> **INSTRUCTIONS FOR THE TASK**
Write out the material again exactly, please, and omit the pictures.

> **DATASET ROWS**
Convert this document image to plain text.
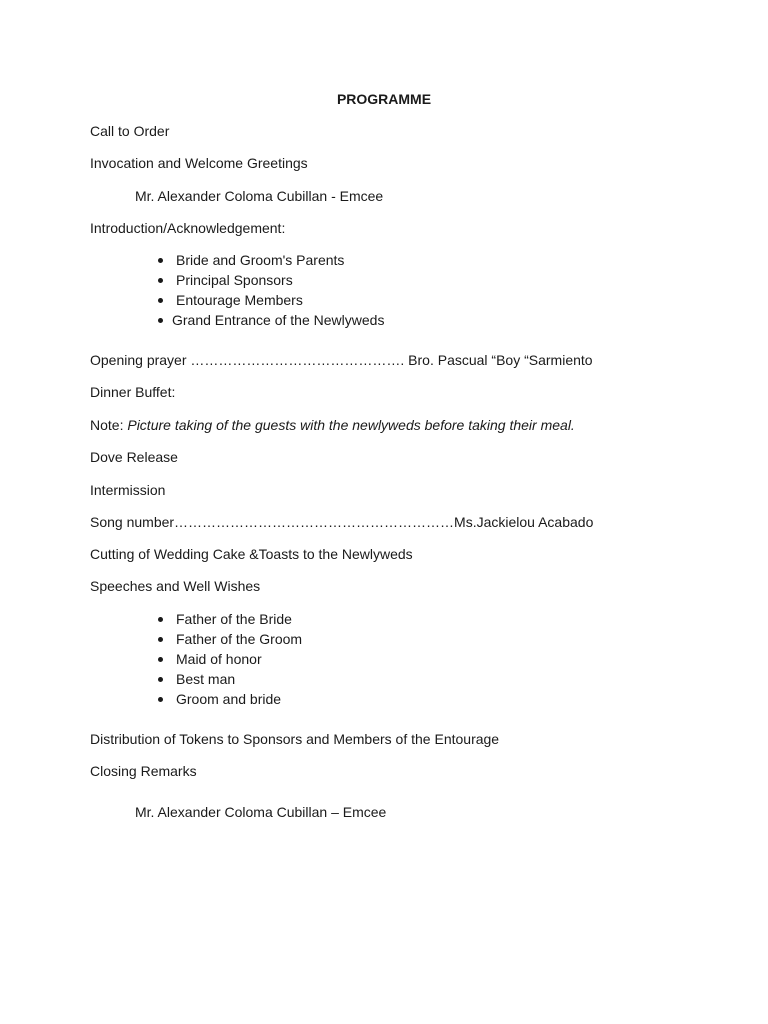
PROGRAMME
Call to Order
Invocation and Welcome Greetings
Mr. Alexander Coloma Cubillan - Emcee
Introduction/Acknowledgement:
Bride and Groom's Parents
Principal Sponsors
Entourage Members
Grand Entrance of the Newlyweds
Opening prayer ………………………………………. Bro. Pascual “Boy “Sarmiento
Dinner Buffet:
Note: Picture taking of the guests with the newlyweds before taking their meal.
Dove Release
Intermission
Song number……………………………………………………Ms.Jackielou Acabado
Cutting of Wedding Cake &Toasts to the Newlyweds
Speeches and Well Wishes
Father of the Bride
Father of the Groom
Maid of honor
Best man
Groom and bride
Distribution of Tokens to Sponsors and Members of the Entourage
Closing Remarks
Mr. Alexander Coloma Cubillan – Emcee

> **EXPECTED OUTPUT**
Convert this document image to plain text.
PROGRAMME
Call to Order
Invocation and Welcome Greetings
Mr. Alexander Coloma Cubillan - Emcee
Introduction/Acknowledgement:
Bride and Groom's Parents
Principal Sponsors
Entourage Members
Grand Entrance of the Newlyweds
Opening prayer ………………………………………. Bro. Pascual “Boy “Sarmiento
Dinner Buffet:
Note: Picture taking of the guests with the newlyweds before taking their meal.
Dove Release
Intermission
Song number……………………………………………………Ms.Jackielou Acabado
Cutting of Wedding Cake &Toasts to the Newlyweds
Speeches and Well Wishes
Father of the Bride
Father of the Groom
Maid of honor
Best man
Groom and bride
Distribution of Tokens to Sponsors and Members of the Entourage
Closing Remarks
Mr. Alexander Coloma Cubillan – Emcee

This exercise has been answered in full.